Items from a figure collection
#####
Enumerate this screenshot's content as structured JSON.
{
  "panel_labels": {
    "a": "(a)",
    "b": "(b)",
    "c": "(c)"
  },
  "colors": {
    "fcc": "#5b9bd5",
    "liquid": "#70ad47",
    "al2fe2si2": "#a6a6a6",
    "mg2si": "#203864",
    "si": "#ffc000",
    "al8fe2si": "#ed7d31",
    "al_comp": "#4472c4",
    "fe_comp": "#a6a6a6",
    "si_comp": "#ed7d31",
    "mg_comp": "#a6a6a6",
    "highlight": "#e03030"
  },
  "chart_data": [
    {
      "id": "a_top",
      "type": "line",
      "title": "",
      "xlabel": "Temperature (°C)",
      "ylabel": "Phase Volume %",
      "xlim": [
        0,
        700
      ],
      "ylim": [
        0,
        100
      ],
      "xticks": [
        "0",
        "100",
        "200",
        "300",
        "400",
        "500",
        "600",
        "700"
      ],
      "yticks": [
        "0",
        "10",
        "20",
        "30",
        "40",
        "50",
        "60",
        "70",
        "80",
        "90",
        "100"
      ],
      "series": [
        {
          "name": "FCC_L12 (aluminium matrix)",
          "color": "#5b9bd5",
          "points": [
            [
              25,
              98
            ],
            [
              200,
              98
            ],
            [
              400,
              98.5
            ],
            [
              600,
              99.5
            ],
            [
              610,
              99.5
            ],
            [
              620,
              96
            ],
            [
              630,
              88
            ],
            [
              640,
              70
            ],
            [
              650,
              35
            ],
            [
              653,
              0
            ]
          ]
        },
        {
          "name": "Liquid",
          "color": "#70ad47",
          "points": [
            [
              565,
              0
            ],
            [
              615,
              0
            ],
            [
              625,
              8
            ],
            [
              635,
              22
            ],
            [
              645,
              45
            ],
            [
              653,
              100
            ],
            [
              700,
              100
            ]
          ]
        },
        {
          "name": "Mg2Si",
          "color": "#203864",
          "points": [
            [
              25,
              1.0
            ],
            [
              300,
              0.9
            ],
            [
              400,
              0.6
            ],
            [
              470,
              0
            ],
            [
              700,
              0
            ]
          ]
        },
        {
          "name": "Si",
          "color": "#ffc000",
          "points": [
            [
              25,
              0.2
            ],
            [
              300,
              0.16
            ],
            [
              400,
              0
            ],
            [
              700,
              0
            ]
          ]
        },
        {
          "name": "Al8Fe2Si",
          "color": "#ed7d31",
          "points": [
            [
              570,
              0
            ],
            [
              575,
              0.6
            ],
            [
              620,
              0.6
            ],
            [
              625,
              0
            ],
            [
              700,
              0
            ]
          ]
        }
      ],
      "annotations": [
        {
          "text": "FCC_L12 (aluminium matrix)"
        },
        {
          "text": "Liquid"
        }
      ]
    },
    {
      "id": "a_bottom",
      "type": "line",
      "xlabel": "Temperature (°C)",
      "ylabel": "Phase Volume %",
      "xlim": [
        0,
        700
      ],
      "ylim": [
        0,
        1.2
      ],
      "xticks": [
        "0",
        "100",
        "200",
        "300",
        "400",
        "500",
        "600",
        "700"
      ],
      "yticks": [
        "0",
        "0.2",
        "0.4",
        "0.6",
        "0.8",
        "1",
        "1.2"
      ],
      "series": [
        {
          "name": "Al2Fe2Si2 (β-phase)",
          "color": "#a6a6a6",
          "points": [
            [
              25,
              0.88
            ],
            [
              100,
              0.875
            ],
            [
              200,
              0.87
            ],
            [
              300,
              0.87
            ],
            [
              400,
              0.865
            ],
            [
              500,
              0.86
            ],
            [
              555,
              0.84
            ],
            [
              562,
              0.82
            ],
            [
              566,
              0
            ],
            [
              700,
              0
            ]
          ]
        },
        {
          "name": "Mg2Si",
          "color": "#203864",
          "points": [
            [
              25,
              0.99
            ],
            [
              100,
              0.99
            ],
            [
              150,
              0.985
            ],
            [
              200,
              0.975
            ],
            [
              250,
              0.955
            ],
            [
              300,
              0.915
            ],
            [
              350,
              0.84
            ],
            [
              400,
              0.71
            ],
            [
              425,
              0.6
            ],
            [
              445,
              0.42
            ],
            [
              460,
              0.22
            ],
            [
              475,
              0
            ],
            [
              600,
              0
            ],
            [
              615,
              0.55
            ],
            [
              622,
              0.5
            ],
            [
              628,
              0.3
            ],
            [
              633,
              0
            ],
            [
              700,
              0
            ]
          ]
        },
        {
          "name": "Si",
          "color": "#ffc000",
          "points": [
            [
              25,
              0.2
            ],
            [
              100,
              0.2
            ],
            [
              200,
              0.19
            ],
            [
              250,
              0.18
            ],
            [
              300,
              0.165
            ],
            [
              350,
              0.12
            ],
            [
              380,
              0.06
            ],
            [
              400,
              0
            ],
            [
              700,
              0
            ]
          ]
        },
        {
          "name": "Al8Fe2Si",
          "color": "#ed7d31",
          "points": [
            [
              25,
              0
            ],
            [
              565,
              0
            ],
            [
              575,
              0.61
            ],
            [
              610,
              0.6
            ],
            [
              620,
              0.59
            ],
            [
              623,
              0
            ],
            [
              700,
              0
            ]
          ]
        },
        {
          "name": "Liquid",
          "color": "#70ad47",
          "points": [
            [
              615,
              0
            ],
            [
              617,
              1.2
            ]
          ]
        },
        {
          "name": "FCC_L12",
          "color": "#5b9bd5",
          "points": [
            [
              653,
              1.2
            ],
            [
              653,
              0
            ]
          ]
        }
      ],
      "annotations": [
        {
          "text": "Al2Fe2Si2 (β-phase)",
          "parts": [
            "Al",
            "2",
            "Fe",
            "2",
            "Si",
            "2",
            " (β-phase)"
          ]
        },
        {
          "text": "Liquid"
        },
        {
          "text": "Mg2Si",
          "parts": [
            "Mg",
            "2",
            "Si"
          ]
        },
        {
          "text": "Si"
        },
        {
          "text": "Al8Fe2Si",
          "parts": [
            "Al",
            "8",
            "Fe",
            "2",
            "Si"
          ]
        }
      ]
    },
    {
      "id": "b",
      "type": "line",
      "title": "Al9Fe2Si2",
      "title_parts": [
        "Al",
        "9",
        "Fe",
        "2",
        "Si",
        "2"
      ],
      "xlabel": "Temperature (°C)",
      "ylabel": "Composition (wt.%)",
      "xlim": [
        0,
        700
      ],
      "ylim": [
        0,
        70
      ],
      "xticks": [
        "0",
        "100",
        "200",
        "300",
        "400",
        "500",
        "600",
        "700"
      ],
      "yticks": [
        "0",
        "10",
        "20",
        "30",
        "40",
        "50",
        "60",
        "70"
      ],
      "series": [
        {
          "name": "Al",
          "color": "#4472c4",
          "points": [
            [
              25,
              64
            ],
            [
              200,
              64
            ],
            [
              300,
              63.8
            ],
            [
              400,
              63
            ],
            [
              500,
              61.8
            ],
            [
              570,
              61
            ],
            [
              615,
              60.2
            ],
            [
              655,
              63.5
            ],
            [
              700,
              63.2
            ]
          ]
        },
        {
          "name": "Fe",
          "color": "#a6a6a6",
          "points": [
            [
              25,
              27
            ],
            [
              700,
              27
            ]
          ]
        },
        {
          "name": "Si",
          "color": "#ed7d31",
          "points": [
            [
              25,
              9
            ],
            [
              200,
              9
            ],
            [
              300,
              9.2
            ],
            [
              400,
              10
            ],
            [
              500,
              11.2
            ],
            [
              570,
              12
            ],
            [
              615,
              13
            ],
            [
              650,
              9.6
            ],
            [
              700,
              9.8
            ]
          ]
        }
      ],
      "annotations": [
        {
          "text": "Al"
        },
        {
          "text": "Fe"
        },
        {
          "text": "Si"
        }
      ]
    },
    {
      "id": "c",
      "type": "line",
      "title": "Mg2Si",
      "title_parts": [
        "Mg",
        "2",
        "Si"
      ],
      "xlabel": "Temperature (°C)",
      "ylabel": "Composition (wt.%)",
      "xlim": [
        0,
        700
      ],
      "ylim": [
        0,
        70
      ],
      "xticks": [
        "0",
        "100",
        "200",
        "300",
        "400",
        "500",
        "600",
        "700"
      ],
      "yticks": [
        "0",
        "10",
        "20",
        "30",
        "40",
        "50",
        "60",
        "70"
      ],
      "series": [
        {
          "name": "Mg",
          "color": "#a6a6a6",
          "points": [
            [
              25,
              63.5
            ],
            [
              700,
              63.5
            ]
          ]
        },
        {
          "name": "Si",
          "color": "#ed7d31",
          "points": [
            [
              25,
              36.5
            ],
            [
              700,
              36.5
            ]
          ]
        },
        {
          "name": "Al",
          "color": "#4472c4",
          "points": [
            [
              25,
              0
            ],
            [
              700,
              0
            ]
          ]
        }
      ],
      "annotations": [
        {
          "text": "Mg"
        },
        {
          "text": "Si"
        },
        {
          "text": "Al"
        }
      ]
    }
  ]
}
#####
Task requirements
Gather each line that holds "matrix".

Result of this task
          "name": "FCC_L12 (aluminium matrix)",
          "text": "FCC_L12 (aluminium matrix)"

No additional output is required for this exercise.